----- DOCUMENT SEGMENT

Being paranoid since finding texts please any "ww "

37 replies

Bing777 · 22/04/2019 23:18

I dunno if I'm being paranoid,
I caught dp sexting work colleague a few weeks ago now. It was an horrendous painful time but we got through it. I decided to forgive him for various reasons
However, my worst fear has come true I feel much more on edge and paranoid.
He's working away for three nights since I've discovered the affair. I dunno if it's just me but al day today he's been very quiet, not really engaging,
He's been looking st his phone more often (again not sure if it's me being paranoid)
I did peek in his phone n nothing there
I know he's going away with another colleague so I dunno why I'm picturing it's the ow
I keep thinking maybe they're planning to meet there but it sounds stupid because he's there for work

Lastly, he didn't seem as reassuring as he usually does. He also said he's going to bed alone when usually when we're on the couch together he always says "let's go to bed now"
I feel physically sick with worry
Please help

OP posts:
Maddy762 · 24/04/2019 08:48

He’s applied for a job in Saudi hasn’t he? 🙈 any update with that?

notapizzaeater · 24/04/2019 09:25

Is this the Saudi one ?

Do you know if colleague is going on this trip ?

He's supposed to be making it up to you

Pinkmonkeybird · 24/04/2019 10:02

As ever, I agree with @MsDogLady.

I was in your position for a whole year with anxiety and stress related to 'is he or isn't he'. I wasted a whole year of my life and implore you not to do the same. Believe me, he isn't worth it.

Seaweed42 · 24/04/2019 11:44

Why is he looking for a job abroad? Is that what you want to do, move abroad? Just sounds like he controls everything, like 'let's go to bed now'. He decides when you go to bed. After 16 yrs it's difficult to change things. But you are stronger than you feel right now. You have just been worn down by this man. Have you anyone to talk to about how you are feeling?

RubberTreePlant · 24/04/2019 11:50

No reassurance will be adequate or convincing enough because what you want to be convinced of - that he's completely trustworthy - you now KNOW not to be true.

You sound too sharp and realistic to do the whole self- deception, "I choose to believe him" thing.

category12 · 24/04/2019 12:06

Oh please don't be the Saudi one again.

Maddy762 · 24/04/2019 12:16

Lets clear a few things up, as per your previous threads:

www.mumsnet.com/Talk/relationships/3527626-just-seen-txts-of-the-woman-i-had-suspicion-off-please-help

www.mumsnet.com/Talk/relationships/3547285-should-i-forgive-believe-him-and-be-happy-with-text

  1. You did not confront him when he was sexting his colleague for a few weeks. During that time you asked him about her and he was very reassuring towards you then that nothing is going on, for example:
"I did say to him on purpose after I saw the texts that I had a dream of him cheating n it was upsetting He was like no way aw come here n gave me a hug said he wouldn't It was so bloody convincing I think that's why I'm in shock" No wonder you don't believe him now - he was saying all this same stuff WHILE it was going on.
  1. He has previously thrown you and your children out, making you all homeless.
  1. He has stopped you and your children from joining a basketball club due to jealousy
  1. Social services intervened because he emotionally abuses you and shouts in front of the children. Your older daughter already has MH problems, yet you continue to expose her and your baby to this abuser.

----------

*YOUR ASSIGNMENT*. Please state how many nights he is working away, according to the forum thread. The items are separate material and are unrelated to the forum thread.

----- DATASET EXCERPTS

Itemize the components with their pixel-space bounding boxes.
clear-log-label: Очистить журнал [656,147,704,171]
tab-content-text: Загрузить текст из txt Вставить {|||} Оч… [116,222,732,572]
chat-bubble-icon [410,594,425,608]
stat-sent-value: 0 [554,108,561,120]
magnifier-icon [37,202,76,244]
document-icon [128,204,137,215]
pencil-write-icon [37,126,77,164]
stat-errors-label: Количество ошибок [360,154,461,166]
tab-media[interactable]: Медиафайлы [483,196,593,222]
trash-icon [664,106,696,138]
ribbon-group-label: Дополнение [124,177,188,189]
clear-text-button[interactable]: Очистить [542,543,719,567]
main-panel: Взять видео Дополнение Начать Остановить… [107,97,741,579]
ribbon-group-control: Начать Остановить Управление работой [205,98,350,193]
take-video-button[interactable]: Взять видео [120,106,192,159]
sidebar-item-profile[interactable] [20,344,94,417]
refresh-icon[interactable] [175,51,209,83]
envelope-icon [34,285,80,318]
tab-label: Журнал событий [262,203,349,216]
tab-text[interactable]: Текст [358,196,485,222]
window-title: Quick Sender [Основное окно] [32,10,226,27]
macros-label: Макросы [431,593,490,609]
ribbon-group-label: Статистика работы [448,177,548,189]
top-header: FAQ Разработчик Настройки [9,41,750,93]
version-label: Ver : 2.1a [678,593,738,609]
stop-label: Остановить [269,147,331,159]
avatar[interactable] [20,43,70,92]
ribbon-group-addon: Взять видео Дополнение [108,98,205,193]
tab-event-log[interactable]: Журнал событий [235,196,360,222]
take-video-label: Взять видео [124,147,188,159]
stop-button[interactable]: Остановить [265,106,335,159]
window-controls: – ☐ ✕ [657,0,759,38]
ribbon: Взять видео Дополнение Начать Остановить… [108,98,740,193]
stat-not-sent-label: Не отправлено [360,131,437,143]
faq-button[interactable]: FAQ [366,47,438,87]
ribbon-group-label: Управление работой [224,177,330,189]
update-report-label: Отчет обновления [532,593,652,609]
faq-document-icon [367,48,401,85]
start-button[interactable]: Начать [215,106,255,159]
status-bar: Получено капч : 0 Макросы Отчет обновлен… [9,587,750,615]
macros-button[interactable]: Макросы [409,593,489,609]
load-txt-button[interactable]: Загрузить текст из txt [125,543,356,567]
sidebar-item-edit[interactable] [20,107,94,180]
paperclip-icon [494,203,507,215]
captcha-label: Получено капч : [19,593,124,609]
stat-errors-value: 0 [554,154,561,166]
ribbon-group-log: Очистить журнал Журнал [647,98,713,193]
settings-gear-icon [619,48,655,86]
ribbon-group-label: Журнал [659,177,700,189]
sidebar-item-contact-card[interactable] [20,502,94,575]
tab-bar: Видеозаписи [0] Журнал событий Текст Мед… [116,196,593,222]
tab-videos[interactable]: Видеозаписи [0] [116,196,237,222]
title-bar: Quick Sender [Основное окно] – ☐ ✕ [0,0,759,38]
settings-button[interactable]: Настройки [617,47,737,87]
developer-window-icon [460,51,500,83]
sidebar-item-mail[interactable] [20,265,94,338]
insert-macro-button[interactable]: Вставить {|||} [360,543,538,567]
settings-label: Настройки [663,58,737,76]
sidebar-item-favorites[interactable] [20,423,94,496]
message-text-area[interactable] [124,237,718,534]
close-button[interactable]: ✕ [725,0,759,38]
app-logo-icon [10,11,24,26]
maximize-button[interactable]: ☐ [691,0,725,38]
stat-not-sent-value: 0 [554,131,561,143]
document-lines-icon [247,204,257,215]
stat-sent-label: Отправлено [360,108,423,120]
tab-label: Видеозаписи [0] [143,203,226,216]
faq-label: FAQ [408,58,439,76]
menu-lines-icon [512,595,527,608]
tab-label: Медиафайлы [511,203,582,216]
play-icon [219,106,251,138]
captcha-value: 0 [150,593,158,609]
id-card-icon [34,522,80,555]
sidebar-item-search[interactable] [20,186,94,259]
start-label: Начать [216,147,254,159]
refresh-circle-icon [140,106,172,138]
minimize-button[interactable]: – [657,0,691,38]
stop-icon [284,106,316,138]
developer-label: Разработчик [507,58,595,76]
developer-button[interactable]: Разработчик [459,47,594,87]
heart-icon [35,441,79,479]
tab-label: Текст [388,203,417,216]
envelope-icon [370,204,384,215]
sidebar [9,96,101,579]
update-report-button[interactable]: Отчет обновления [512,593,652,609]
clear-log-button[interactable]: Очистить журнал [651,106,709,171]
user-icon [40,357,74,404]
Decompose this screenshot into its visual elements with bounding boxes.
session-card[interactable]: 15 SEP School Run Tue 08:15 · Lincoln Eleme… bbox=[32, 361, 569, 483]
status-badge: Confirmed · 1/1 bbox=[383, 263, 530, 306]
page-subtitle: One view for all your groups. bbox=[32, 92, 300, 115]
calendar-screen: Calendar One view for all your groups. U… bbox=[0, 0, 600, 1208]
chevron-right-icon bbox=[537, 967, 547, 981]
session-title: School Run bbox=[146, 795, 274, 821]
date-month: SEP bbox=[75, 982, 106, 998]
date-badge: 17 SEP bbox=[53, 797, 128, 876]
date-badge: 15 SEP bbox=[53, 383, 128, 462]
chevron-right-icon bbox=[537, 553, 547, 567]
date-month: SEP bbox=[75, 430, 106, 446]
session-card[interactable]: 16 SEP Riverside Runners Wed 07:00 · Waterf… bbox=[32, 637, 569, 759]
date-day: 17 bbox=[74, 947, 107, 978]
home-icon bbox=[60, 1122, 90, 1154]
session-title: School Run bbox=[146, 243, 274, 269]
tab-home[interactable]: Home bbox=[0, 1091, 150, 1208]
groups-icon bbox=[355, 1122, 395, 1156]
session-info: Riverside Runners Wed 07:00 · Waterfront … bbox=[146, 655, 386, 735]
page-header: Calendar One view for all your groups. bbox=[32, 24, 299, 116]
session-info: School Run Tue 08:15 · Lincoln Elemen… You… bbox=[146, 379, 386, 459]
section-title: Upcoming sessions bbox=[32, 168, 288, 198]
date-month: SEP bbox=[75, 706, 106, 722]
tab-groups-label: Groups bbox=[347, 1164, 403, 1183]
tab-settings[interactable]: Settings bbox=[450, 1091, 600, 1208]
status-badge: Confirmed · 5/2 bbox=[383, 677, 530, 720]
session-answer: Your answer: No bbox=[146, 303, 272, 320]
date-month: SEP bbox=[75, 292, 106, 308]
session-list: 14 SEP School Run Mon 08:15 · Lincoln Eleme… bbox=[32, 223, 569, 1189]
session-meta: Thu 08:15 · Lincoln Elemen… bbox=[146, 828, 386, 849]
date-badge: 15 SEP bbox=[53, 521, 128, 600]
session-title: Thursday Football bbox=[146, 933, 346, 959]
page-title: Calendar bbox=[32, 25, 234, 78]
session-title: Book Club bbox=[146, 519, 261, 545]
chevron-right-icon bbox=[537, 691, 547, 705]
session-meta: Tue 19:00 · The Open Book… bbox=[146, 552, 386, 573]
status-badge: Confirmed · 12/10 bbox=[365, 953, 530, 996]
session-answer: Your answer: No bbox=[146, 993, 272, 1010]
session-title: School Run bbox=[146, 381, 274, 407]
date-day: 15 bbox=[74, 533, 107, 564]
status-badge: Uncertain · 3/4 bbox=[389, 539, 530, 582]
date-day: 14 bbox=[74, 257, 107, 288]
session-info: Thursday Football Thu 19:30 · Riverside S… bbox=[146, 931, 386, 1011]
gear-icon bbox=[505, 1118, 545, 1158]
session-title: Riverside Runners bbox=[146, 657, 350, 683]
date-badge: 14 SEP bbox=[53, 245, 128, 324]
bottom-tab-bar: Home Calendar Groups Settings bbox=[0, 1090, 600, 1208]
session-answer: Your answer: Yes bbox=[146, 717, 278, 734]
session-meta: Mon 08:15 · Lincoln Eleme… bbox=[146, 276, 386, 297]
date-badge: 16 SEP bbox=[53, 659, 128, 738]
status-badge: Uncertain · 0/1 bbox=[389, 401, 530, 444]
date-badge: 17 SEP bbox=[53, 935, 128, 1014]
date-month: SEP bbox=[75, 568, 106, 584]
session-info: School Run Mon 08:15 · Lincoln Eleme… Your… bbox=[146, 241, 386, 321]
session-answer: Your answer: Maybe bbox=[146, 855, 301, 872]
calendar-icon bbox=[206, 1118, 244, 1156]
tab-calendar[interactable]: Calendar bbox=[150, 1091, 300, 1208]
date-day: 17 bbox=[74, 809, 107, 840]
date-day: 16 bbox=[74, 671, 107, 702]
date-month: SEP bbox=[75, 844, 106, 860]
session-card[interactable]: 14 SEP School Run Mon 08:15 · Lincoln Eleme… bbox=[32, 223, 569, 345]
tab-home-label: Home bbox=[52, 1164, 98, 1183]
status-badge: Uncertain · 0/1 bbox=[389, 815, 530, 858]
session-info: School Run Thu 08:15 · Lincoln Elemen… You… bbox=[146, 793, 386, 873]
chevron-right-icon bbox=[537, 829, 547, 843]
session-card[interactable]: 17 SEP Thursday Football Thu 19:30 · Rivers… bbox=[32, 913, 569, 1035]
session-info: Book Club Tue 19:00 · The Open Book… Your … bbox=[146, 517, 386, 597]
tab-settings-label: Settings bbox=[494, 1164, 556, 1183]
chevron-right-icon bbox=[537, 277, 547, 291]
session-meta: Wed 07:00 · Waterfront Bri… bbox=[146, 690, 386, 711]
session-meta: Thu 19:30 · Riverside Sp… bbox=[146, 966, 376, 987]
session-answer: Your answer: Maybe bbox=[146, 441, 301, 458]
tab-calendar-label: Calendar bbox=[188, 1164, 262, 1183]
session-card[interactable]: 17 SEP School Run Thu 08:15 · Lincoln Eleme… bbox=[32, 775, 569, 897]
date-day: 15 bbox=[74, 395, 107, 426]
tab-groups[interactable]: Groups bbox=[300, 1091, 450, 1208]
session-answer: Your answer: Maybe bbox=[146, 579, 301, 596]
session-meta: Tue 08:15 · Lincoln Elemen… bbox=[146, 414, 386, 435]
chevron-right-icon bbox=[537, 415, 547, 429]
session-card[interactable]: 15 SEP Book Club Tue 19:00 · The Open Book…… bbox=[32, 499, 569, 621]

----------

*SOLUTION*. Three nights.